• _Exercise details_
Restate each line of the listing exactly, without carrying over any pictures.

# Start of Stored records

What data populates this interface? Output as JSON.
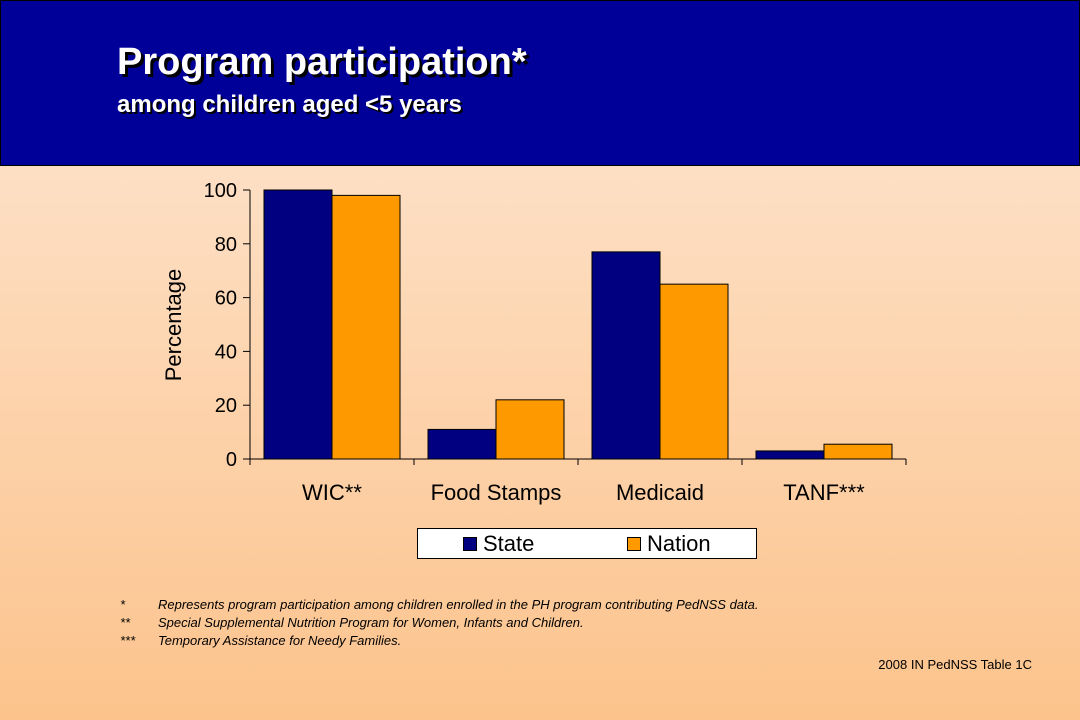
{
  "header": {
    "title": "Program participation*",
    "subtitle": "among children aged <5 years"
  },
  "colors": {
    "header_bg": "#000099",
    "state": "#000080",
    "nation": "#FF9900"
  },
  "chart_data": {
    "type": "bar",
    "title": "",
    "ylabel": "Percentage",
    "xlabel": "",
    "categories": [
      "WIC**",
      "Food Stamps",
      "Medicaid",
      "TANF***"
    ],
    "series": [
      {
        "name": "State",
        "color": "#000080",
        "values": [
          100,
          11,
          77,
          3
        ]
      },
      {
        "name": "Nation",
        "color": "#FF9900",
        "values": [
          98,
          22,
          65,
          5.5
        ]
      }
    ],
    "ylim": [
      0,
      100
    ],
    "yticks": [
      0,
      20,
      40,
      60,
      80,
      100
    ],
    "grid": false,
    "legend_position": "bottom"
  },
  "footnotes": [
    {
      "mark": "*",
      "text": "Represents program participation among children enrolled in the PH program contributing PedNSS data."
    },
    {
      "mark": "**",
      "text": "Special Supplemental Nutrition Program for Women, Infants and Children."
    },
    {
      "mark": "***",
      "text": "Temporary Assistance for Needy Families."
    }
  ],
  "source": "2008 IN PedNSS Table 1C"
}
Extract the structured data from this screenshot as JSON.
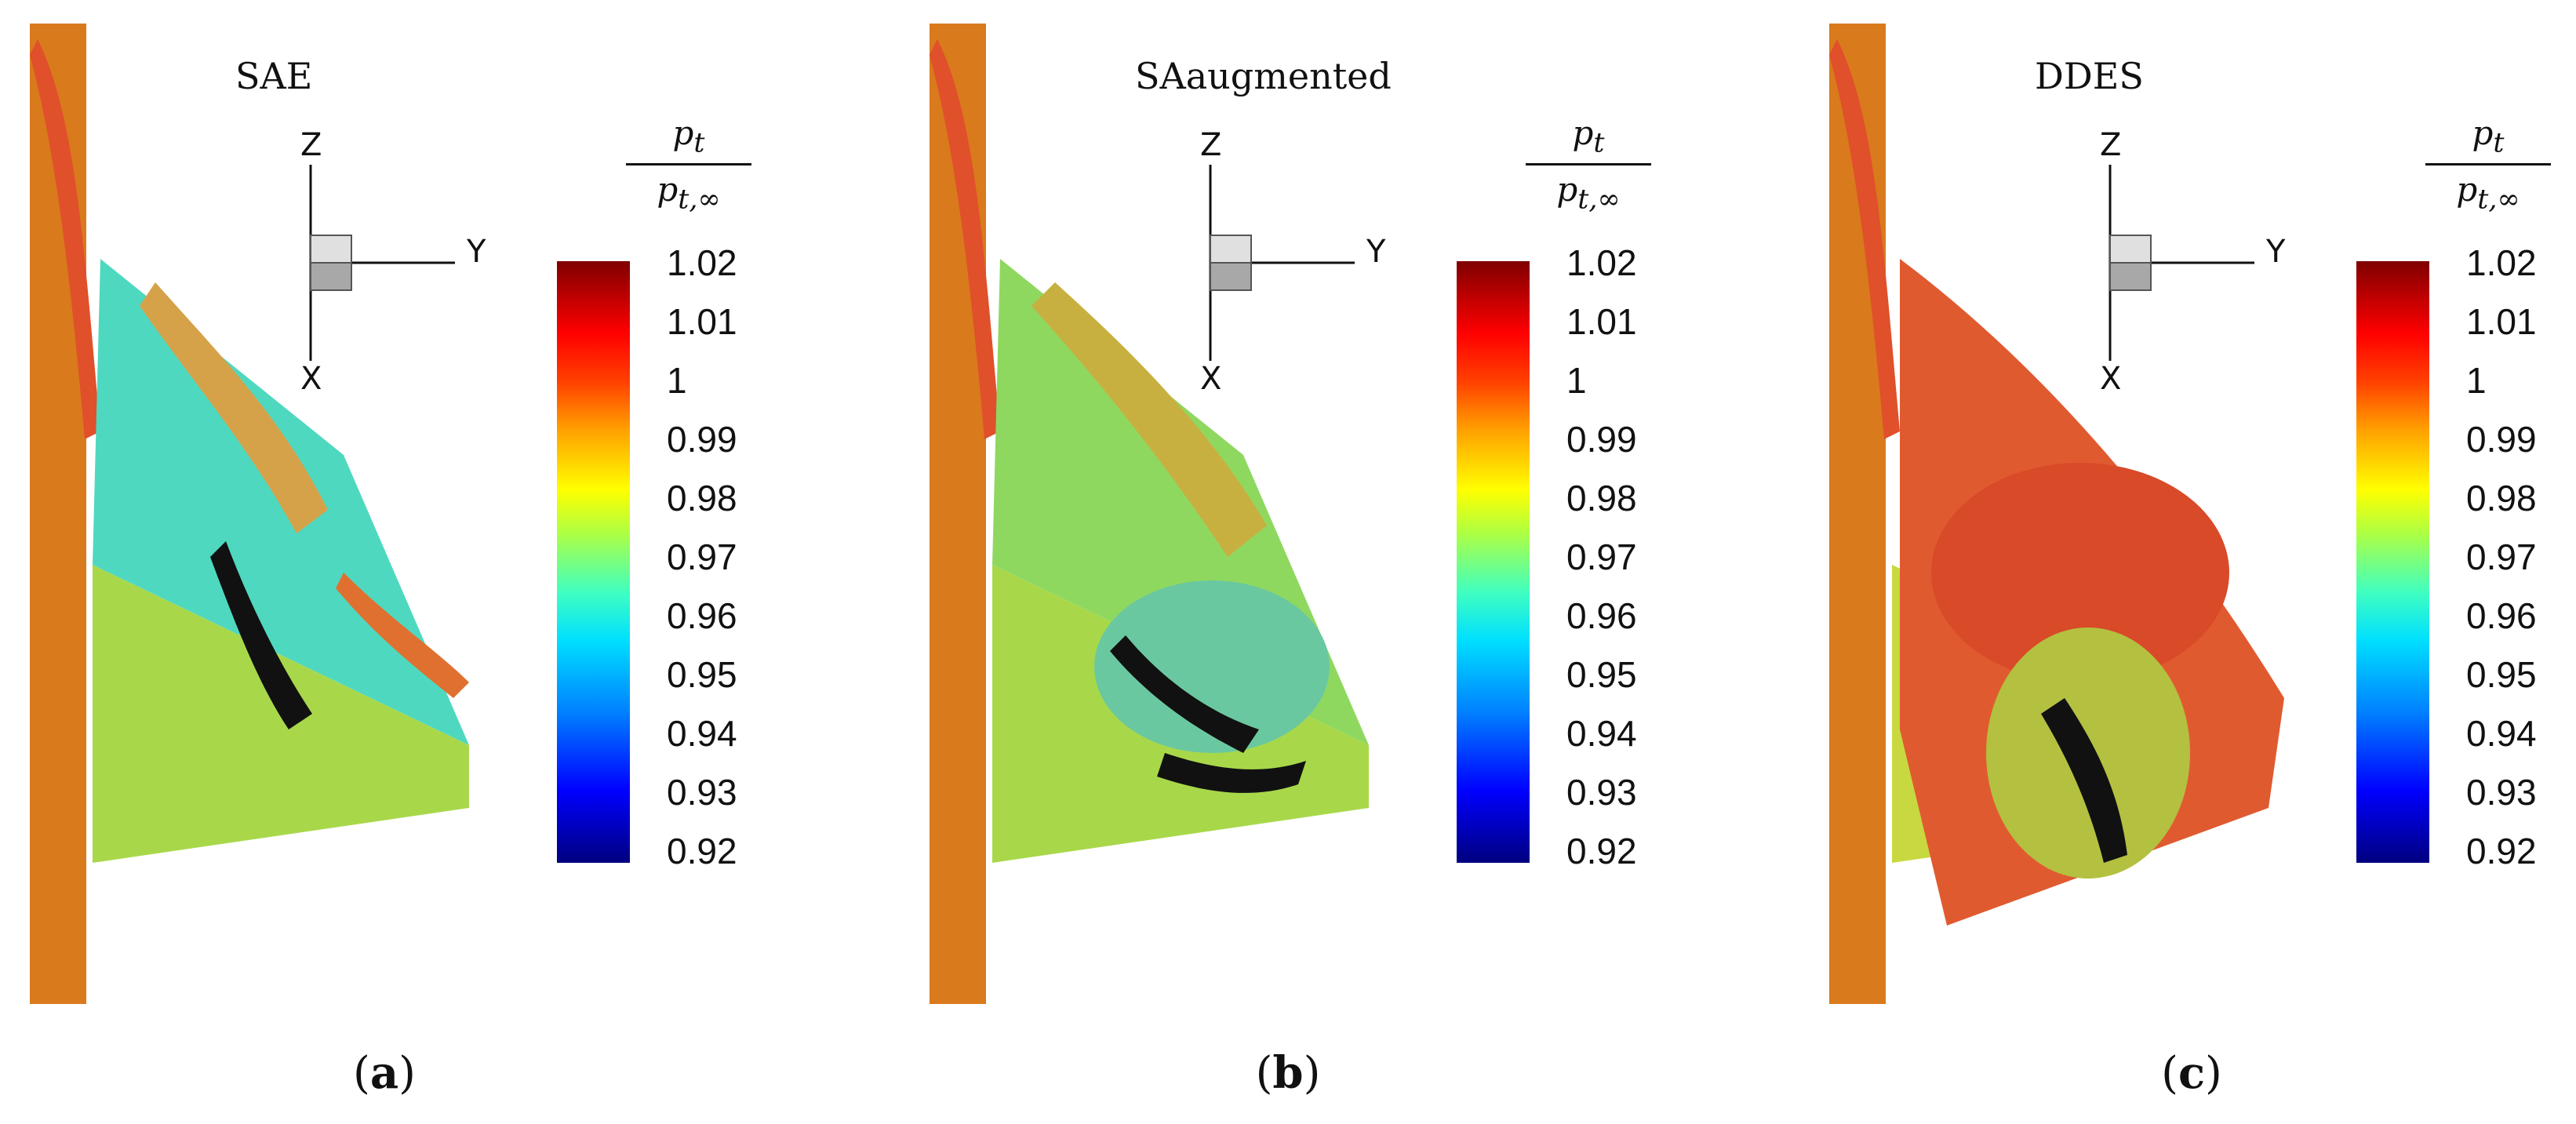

# End of Stored records

• _Solution for this exercise_
What data populates this interface? Output as JSON.
{
  "header": {
    "title": "Program participation*",
    "subtitle": "among children aged <5 years"
  },
  "colors": {
    "header_bg": "#000099",
    "state": "#000080",
    "nation": "#FF9900"
  },
  "chart_data": {
    "type": "bar",
    "title": "",
    "ylabel": "Percentage",
    "xlabel": "",
    "categories": [
      "WIC**",
      "Food Stamps",
      "Medicaid",
      "TANF***"
    ],
    "series": [
      {
        "name": "State",
        "color": "#000080",
        "values": [
          100,
          11,
          77,
          3
        ]
      },
      {
        "name": "Nation",
        "color": "#FF9900",
        "values": [
          98,
          22,
          65,
          5.5
        ]
      }
    ],
    "ylim": [
      0,
      100
    ],
    "yticks": [
      0,
      20,
      40,
      60,
      80,
      100
    ],
    "grid": false,
    "legend_position": "bottom"
  },
  "footnotes": [
    {
      "mark": "*",
      "text": "Represents program participation among children enrolled in the PH program contributing PedNSS data."
    },
    {
      "mark": "**",
      "text": "Special Supplemental Nutrition Program for Women, Infants and Children."
    },
    {
      "mark": "***",
      "text": "Temporary Assistance for Needy Families."
    }
  ],
  "source": "2008 IN PedNSS Table 1C"
}
Extract the structured data from this screenshot as JSON.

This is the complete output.